[start]

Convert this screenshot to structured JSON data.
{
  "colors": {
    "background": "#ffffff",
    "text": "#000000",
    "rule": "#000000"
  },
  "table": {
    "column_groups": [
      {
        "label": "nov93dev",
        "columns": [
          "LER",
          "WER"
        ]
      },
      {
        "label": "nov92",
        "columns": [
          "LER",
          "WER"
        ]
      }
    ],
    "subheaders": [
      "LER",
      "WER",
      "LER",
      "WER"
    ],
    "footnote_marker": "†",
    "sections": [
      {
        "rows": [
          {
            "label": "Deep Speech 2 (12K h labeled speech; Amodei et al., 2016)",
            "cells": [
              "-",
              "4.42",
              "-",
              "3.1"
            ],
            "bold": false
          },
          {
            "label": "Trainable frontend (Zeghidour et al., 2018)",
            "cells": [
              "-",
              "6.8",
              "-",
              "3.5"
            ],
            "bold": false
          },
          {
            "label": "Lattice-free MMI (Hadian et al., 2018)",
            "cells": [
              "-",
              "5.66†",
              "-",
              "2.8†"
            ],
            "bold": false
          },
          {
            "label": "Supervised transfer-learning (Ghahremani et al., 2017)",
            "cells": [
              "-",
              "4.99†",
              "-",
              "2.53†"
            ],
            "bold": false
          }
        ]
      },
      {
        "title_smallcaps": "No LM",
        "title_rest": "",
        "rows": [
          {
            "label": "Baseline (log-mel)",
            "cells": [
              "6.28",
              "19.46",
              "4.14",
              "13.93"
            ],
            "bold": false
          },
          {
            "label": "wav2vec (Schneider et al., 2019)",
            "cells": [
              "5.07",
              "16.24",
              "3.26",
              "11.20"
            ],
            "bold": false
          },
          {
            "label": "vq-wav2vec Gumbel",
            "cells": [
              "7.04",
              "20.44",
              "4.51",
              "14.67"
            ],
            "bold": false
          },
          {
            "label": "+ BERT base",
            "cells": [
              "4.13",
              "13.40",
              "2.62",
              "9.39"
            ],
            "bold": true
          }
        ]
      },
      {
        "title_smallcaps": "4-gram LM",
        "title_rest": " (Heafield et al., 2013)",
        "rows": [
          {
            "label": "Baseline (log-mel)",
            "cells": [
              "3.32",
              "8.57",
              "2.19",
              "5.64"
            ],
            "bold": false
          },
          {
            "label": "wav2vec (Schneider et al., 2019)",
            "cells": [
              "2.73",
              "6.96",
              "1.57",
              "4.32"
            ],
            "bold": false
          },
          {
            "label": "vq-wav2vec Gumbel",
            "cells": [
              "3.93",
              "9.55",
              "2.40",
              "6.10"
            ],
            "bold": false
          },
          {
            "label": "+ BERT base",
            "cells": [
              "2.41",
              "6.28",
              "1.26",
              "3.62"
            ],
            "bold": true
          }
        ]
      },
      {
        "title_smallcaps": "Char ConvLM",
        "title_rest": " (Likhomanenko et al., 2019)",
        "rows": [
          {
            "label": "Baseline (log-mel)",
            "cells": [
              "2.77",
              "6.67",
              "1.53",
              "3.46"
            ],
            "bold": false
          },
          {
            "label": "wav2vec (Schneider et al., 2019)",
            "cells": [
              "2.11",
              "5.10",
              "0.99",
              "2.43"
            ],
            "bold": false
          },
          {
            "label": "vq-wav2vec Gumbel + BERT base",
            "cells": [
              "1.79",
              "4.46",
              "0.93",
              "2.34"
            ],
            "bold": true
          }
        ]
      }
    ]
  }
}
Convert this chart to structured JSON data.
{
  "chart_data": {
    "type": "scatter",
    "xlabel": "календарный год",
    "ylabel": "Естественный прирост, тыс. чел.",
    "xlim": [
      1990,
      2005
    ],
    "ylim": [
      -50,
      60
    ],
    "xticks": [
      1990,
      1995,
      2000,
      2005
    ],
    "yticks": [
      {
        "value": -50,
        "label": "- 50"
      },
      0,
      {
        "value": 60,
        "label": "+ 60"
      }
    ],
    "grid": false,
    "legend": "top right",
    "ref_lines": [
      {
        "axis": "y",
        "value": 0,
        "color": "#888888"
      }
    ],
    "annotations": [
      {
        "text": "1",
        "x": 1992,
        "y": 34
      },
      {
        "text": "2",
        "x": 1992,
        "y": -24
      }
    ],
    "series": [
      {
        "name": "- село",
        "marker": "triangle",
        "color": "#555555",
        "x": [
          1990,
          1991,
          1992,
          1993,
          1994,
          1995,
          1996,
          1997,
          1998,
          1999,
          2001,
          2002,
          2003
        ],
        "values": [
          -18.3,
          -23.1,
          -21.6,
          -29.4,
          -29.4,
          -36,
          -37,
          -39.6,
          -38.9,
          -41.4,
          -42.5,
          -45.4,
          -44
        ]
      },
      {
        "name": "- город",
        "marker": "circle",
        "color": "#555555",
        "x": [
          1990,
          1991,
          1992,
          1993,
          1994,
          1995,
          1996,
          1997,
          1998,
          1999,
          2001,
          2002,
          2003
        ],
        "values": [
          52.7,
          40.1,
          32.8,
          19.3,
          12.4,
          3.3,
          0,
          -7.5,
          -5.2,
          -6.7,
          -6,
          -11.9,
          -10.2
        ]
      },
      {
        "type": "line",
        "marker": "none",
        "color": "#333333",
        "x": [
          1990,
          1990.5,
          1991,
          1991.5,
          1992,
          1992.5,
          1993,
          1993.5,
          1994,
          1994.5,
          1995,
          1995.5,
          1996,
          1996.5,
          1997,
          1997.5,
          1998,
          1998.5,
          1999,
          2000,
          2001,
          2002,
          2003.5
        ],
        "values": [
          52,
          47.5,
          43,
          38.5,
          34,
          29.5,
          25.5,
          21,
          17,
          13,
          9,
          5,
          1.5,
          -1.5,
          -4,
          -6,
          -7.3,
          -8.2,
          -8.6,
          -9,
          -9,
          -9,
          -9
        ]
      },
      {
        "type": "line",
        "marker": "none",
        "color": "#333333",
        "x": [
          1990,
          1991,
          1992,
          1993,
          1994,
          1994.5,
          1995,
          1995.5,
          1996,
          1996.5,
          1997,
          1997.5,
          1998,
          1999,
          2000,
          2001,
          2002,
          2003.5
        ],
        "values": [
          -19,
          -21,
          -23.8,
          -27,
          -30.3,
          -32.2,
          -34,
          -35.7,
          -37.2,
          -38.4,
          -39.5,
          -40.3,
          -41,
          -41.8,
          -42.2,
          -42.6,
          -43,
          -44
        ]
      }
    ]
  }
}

[end]

**Your task**
Extract the whole listing, character for character.

**Exercise response**
Convert this screenshot to structured JSON data.
{
  "colors": {
    "background": "#ffffff",
    "text": "#000000",
    "rule": "#000000"
  },
  "table": {
    "column_groups": [
      {
        "label": "nov93dev",
        "columns": [
          "LER",
          "WER"
        ]
      },
      {
        "label": "nov92",
        "columns": [
          "LER",
          "WER"
        ]
      }
    ],
    "subheaders": [
      "LER",
      "WER",
      "LER",
      "WER"
    ],
    "footnote_marker": "†",
    "sections": [
      {
        "rows": [
          {
            "label": "Deep Speech 2 (12K h labeled speech; Amodei et al., 2016)",
            "cells": [
              "-",
              "4.42",
              "-",
              "3.1"
            ],
            "bold": false
          },
          {
            "label": "Trainable frontend (Zeghidour et al., 2018)",
            "cells": [
              "-",
              "6.8",
              "-",
              "3.5"
            ],
            "bold": false
          },
          {
            "label": "Lattice-free MMI (Hadian et al., 2018)",
            "cells": [
              "-",
              "5.66†",
              "-",
              "2.8†"
            ],
            "bold": false
          },
          {
            "label": "Supervised transfer-learning (Ghahremani et al., 2017)",
            "cells": [
              "-",
              "4.99†",
              "-",
              "2.53†"
            ],
            "bold": false
          }
        ]
      },
      {
        "title_smallcaps": "No LM",
        "title_rest": "",
        "rows": [
          {
            "label": "Baseline (log-mel)",
            "cells": [
              "6.28",
              "19.46",
              "4.14",
              "13.93"
            ],
            "bold": false
          },
          {
            "label": "wav2vec (Schneider et al., 2019)",
            "cells": [
              "5.07",
              "16.24",
              "3.26",
              "11.20"
            ],
            "bold": false
          },
          {
            "label": "vq-wav2vec Gumbel",
            "cells": [
              "7.04",
              "20.44",
              "4.51",
              "14.67"
            ],
            "bold": false
          },
          {
            "label": "+ BERT base",
            "cells": [
              "4.13",
              "13.40",
              "2.62",
              "9.39"
            ],
            "bold": true
          }
        ]
      },
      {
        "title_smallcaps": "4-gram LM",
        "title_rest": " (Heafield et al., 2013)",
        "rows": [
          {
            "label": "Baseline (log-mel)",
            "cells": [
              "3.32",
              "8.57",
              "2.19",
              "5.64"
            ],
            "bold": false
          },
          {
            "label": "wav2vec (Schneider et al., 2019)",
            "cells": [
              "2.73",
              "6.96",
              "1.57",
              "4.32"
            ],
            "bold": false
          },
          {
            "label": "vq-wav2vec Gumbel",
            "cells": [
              "3.93",
              "9.55",
              "2.40",
              "6.10"
            ],
            "bold": false
          },
          {
            "label": "+ BERT base",
            "cells": [
              "2.41",
              "6.28",
              "1.26",
              "3.62"
            ],
            "bold": true
          }
        ]
      },
      {
        "title_smallcaps": "Char ConvLM",
        "title_rest": " (Likhomanenko et al., 2019)",
        "rows": [
          {
            "label": "Baseline (log-mel)",
            "cells": [
              "2.77",
              "6.67",
              "1.53",
              "3.46"
            ],
            "bold": false
          },
          {
            "label": "wav2vec (Schneider et al., 2019)",
            "cells": [
              "2.11",
              "5.10",
              "0.99",
              "2.43"
            ],
            "bold": false
          },
          {
            "label": "vq-wav2vec Gumbel + BERT base",
            "cells": [
              "1.79",
              "4.46",
              "0.93",
              "2.34"
            ],
            "bold": true
          }
        ]
      }
    ]
  }
}
Convert this chart to structured JSON data.
{
  "chart_data": {
    "type": "scatter",
    "xlabel": "календарный год",
    "ylabel": "Естественный прирост, тыс. чел.",
    "xlim": [
      1990,
      2005
    ],
    "ylim": [
      -50,
      60
    ],
    "xticks": [
      1990,
      1995,
      2000,
      2005
    ],
    "yticks": [
      {
        "value": -50,
        "label": "- 50"
      },
      0,
      {
        "value": 60,
        "label": "+ 60"
      }
    ],
    "grid": false,
    "legend": "top right",
    "ref_lines": [
      {
        "axis": "y",
        "value": 0,
        "color": "#888888"
      }
    ],
    "annotations": [
      {
        "text": "1",
        "x": 1992,
        "y": 34
      },
      {
        "text": "2",
        "x": 1992,
        "y": -24
      }
    ],
    "series": [
      {
        "name": "- село",
        "marker": "triangle",
        "color": "#555555",
        "x": [
          1990,
          1991,
          1992,
          1993,
          1994,
          1995,
          1996,
          1997,
          1998,
          1999,
          2001,
          2002,
          2003
        ],
        "values": [
          -18.3,
          -23.1,
          -21.6,
          -29.4,
          -29.4,
          -36,
          -37,
          -39.6,
          -38.9,
          -41.4,
          -42.5,
          -45.4,
          -44
        ]
      },
      {
        "name": "- город",
        "marker": "circle",
        "color": "#555555",
        "x": [
          1990,
          1991,
          1992,
          1993,
          1994,
          1995,
          1996,
          1997,
          1998,
          1999,
          2001,
          2002,
          2003
        ],
        "values": [
          52.7,
          40.1,
          32.8,
          19.3,
          12.4,
          3.3,
          0,
          -7.5,
          -5.2,
          -6.7,
          -6,
          -11.9,
          -10.2
        ]
      },
      {
        "type": "line",
        "marker": "none",
        "color": "#333333",
        "x": [
          1990,
          1990.5,
          1991,
          1991.5,
          1992,
          1992.5,
          1993,
          1993.5,
          1994,
          1994.5,
          1995,
          1995.5,
          1996,
          1996.5,
          1997,
          1997.5,
          1998,
          1998.5,
          1999,
          2000,
          2001,
          2002,
          2003.5
        ],
        "values": [
          52,
          47.5,
          43,
          38.5,
          34,
          29.5,
          25.5,
          21,
          17,
          13,
          9,
          5,
          1.5,
          -1.5,
          -4,
          -6,
          -7.3,
          -8.2,
          -8.6,
          -9,
          -9,
          -9,
          -9
        ]
      },
      {
        "type": "line",
        "marker": "none",
        "color": "#333333",
        "x": [
          1990,
          1991,
          1992,
          1993,
          1994,
          1994.5,
          1995,
          1995.5,
          1996,
          1996.5,
          1997,
          1997.5,
          1998,
          1999,
          2000,
          2001,
          2002,
          2003.5
        ],
        "values": [
          -19,
          -21,
          -23.8,
          -27,
          -30.3,
          -32.2,
          -34,
          -35.7,
          -37.2,
          -38.4,
          -39.5,
          -40.3,
          -41,
          -41.8,
          -42.2,
          -42.6,
          -43,
          -44
        ]
      }
    ]
  }
}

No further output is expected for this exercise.